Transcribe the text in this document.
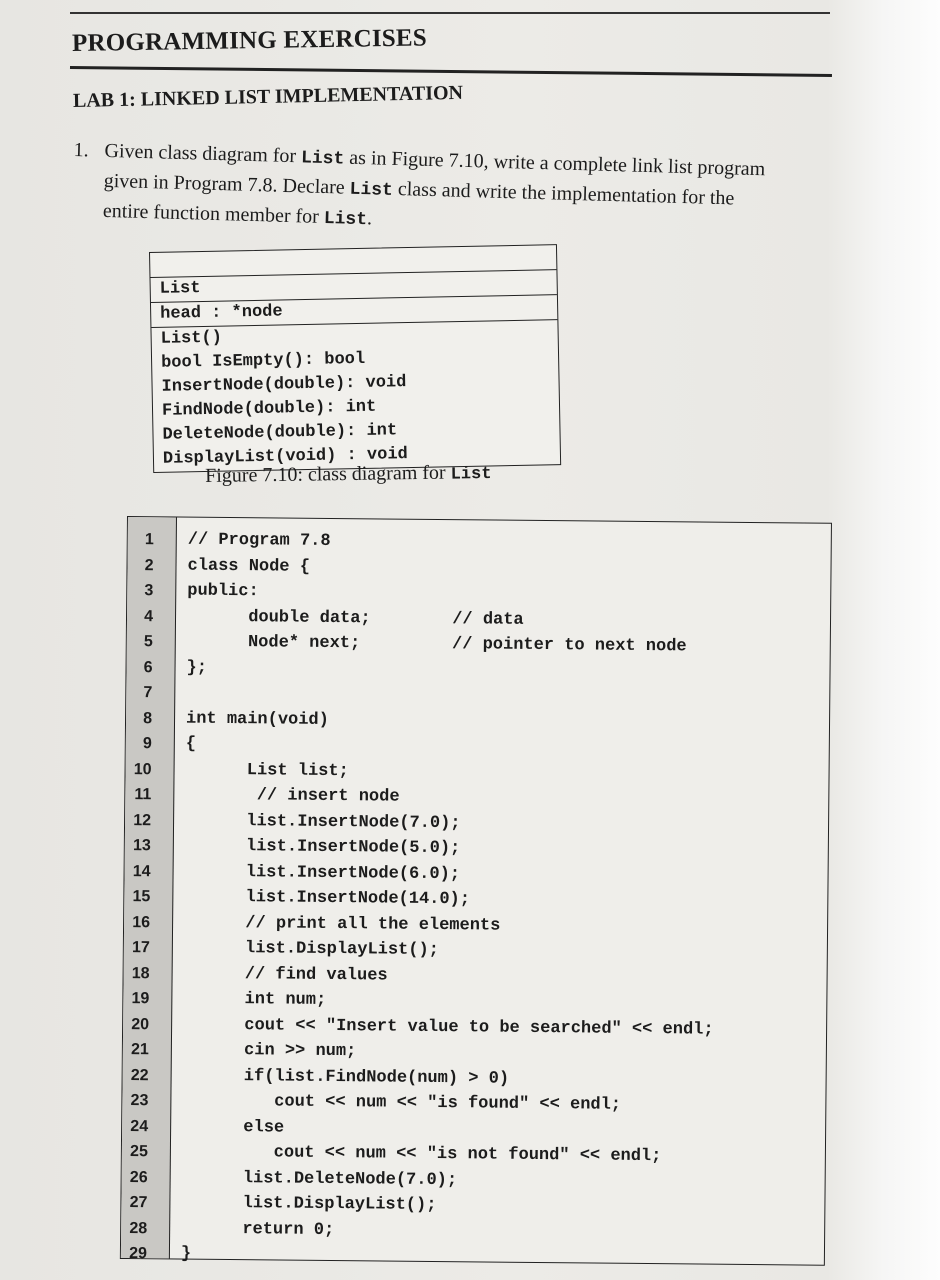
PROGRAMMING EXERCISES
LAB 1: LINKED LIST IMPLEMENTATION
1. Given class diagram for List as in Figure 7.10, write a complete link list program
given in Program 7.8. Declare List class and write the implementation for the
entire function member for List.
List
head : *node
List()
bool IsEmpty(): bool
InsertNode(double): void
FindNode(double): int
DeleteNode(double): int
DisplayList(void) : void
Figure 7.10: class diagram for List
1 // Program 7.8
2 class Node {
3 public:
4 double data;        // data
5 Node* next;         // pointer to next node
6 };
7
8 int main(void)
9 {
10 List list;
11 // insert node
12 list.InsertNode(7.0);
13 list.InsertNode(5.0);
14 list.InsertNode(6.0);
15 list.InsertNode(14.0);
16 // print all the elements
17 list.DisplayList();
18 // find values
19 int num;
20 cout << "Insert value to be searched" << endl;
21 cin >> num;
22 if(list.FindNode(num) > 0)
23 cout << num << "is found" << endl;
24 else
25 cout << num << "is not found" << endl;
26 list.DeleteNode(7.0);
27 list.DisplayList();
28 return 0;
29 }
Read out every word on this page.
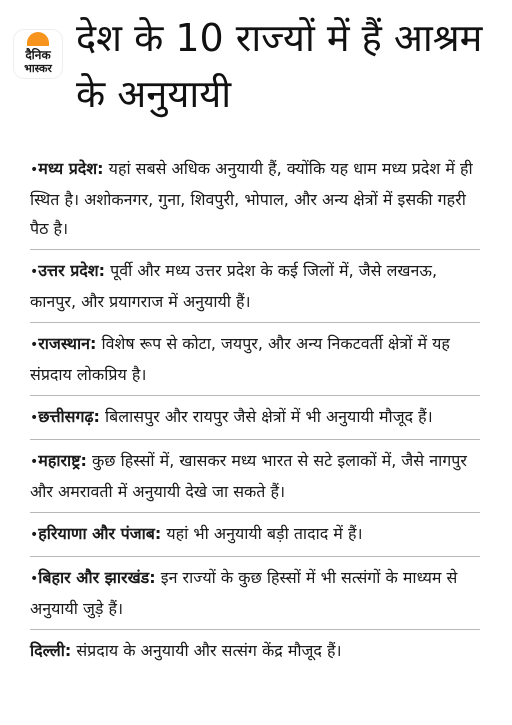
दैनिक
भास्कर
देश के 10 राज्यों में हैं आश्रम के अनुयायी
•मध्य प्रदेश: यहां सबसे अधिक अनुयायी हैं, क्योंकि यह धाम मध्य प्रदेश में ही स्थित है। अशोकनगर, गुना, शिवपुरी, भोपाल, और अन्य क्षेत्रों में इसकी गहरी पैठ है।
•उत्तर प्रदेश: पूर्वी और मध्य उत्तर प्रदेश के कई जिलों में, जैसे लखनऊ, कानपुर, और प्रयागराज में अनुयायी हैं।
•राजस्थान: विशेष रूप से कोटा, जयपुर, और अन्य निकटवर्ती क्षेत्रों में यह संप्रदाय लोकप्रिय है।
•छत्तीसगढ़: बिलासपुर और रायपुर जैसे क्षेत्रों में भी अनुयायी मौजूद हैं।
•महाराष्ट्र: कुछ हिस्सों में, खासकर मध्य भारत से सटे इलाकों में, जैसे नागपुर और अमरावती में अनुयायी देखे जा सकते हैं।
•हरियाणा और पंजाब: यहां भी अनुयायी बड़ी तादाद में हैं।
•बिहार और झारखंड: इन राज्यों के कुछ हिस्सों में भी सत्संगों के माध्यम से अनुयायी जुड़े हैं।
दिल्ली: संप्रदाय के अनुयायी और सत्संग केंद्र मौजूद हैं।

* * *

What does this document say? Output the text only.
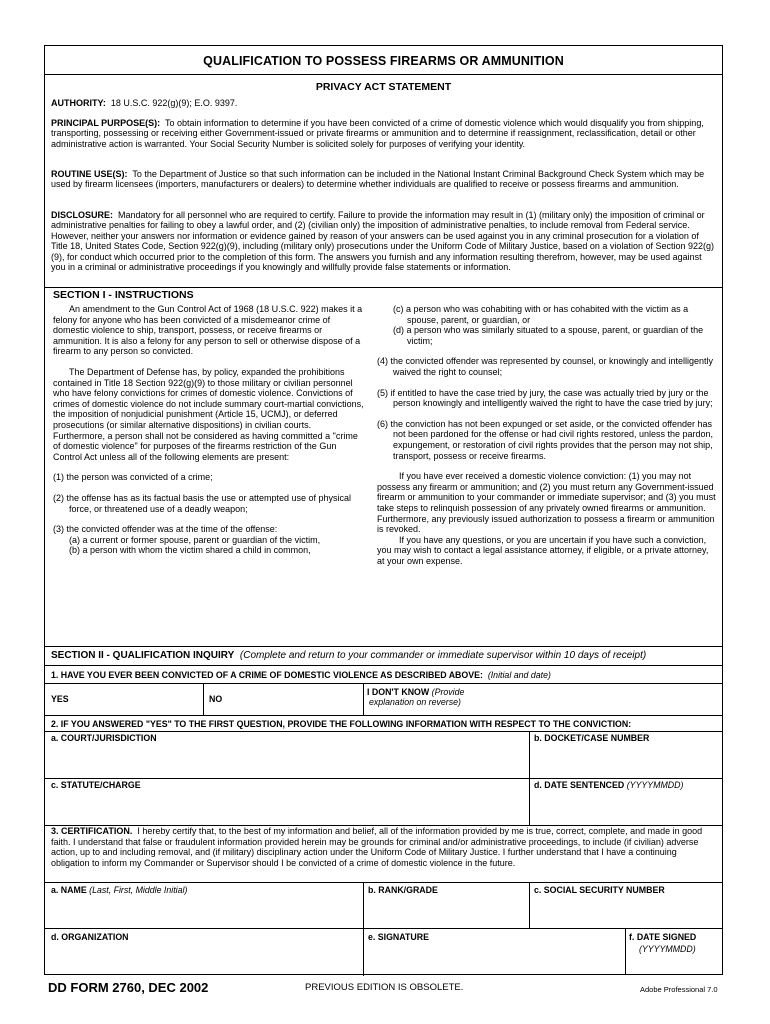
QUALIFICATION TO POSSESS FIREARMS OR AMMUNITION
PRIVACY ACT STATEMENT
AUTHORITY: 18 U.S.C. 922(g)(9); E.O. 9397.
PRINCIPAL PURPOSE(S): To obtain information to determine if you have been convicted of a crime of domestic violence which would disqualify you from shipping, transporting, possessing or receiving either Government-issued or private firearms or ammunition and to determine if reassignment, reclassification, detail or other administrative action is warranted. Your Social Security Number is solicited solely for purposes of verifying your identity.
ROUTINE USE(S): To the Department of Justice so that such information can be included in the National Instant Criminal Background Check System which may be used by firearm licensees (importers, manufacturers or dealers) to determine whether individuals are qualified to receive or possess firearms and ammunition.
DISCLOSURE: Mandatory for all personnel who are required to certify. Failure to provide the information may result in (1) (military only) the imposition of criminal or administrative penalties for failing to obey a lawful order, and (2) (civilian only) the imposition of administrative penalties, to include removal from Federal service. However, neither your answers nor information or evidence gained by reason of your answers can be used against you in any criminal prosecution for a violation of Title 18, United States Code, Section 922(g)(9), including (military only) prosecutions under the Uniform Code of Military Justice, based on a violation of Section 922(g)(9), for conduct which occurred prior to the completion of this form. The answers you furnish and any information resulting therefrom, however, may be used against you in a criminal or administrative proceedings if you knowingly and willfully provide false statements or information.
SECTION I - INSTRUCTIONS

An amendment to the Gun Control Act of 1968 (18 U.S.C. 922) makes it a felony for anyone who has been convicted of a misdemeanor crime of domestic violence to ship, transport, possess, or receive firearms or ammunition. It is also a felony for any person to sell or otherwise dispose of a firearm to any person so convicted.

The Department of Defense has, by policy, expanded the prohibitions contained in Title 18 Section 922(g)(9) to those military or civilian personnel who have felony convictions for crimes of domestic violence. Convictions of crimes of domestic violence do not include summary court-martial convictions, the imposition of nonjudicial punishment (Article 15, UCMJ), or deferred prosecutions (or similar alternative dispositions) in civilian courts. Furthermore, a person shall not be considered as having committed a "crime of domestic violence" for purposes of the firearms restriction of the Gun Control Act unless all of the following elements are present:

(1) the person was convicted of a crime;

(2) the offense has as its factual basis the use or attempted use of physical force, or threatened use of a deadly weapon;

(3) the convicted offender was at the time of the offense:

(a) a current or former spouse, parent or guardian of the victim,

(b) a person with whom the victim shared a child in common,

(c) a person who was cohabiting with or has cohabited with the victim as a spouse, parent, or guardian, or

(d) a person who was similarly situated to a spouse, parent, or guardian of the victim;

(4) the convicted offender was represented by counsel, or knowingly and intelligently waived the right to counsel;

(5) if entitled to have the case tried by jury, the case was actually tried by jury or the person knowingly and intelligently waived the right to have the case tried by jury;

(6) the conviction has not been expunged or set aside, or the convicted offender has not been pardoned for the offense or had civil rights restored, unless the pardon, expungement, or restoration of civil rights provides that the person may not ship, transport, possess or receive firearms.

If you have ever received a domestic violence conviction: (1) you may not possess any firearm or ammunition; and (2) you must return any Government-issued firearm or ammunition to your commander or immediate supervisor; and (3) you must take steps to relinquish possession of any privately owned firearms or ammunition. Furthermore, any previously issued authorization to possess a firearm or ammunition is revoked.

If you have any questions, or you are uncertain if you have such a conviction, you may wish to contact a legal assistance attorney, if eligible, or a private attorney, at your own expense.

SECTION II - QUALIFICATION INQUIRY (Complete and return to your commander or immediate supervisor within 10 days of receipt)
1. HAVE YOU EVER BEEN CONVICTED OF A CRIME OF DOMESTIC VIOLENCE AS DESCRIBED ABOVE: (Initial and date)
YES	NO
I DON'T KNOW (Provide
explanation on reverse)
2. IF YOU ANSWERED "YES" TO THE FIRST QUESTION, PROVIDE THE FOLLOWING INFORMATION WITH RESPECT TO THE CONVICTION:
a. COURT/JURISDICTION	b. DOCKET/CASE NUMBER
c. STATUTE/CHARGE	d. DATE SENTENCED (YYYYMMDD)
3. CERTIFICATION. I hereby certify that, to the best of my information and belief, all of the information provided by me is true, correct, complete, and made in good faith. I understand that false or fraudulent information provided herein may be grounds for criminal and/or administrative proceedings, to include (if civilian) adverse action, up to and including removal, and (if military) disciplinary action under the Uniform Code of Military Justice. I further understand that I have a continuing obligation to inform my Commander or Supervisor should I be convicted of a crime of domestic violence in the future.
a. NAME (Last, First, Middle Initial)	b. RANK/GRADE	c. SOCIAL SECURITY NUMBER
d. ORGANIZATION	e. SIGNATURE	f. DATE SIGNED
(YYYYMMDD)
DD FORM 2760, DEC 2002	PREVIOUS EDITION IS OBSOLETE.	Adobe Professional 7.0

◆ To do ◆
Copy out all lines from the material above that contain the string "parent".

◆ Solution to the problem ◆
(a) a current or former spouse, parent or guardian of the victim,
(c) a person who was cohabiting with or has cohabited with the victim as a spouse, parent, or guardian, or
(d) a person who was similarly situated to a spouse, parent, or guardian of the victim;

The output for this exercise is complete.